> **Exercise goal**:
In the material below, list every line carrying the string "this".

[Start Information provided]

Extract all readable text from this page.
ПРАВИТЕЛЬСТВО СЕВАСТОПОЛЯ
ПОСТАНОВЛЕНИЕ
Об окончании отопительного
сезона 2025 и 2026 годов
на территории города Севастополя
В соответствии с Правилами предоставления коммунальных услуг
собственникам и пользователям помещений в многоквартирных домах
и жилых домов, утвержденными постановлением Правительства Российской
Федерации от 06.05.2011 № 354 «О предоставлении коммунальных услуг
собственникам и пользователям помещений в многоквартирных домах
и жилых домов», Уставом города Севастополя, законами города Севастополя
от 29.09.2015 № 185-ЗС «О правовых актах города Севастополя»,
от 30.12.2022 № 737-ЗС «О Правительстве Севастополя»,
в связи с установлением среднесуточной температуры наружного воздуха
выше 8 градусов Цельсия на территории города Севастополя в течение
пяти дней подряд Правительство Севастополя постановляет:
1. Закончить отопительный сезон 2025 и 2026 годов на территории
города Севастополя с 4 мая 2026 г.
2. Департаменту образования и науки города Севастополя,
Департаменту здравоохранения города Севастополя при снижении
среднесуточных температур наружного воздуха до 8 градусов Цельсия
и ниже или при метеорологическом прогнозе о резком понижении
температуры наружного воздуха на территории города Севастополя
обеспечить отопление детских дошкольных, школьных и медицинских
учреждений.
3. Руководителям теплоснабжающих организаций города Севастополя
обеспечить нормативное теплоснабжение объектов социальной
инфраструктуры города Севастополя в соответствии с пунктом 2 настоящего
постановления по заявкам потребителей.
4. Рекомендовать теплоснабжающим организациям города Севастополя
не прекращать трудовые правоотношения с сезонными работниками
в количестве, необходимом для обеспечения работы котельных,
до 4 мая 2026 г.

[End Information provided]
[Start Information provided]

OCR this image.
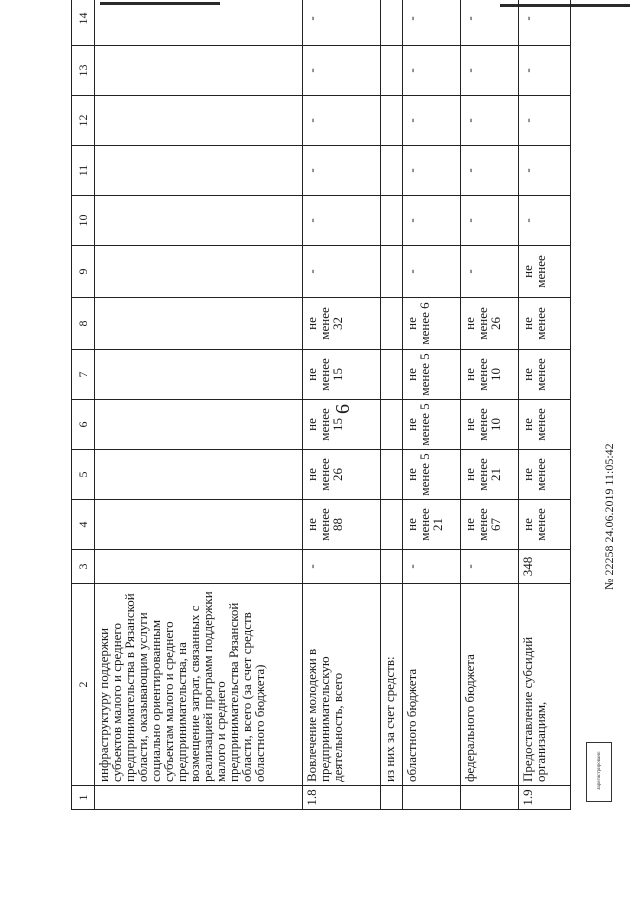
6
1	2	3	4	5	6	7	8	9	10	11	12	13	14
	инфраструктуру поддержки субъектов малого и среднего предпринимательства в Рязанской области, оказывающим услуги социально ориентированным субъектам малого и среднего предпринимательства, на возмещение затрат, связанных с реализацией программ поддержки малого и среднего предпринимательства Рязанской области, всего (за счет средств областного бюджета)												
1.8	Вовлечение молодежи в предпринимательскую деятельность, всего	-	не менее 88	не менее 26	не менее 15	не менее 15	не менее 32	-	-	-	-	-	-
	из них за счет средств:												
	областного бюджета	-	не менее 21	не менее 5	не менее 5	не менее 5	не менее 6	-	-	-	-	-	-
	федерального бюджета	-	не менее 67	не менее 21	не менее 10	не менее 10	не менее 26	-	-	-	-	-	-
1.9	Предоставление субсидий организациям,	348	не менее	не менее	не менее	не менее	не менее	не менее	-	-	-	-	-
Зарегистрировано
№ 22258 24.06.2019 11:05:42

[End Information provided]

> **The reply**:
Extract all readable text from this page.
OCR this image.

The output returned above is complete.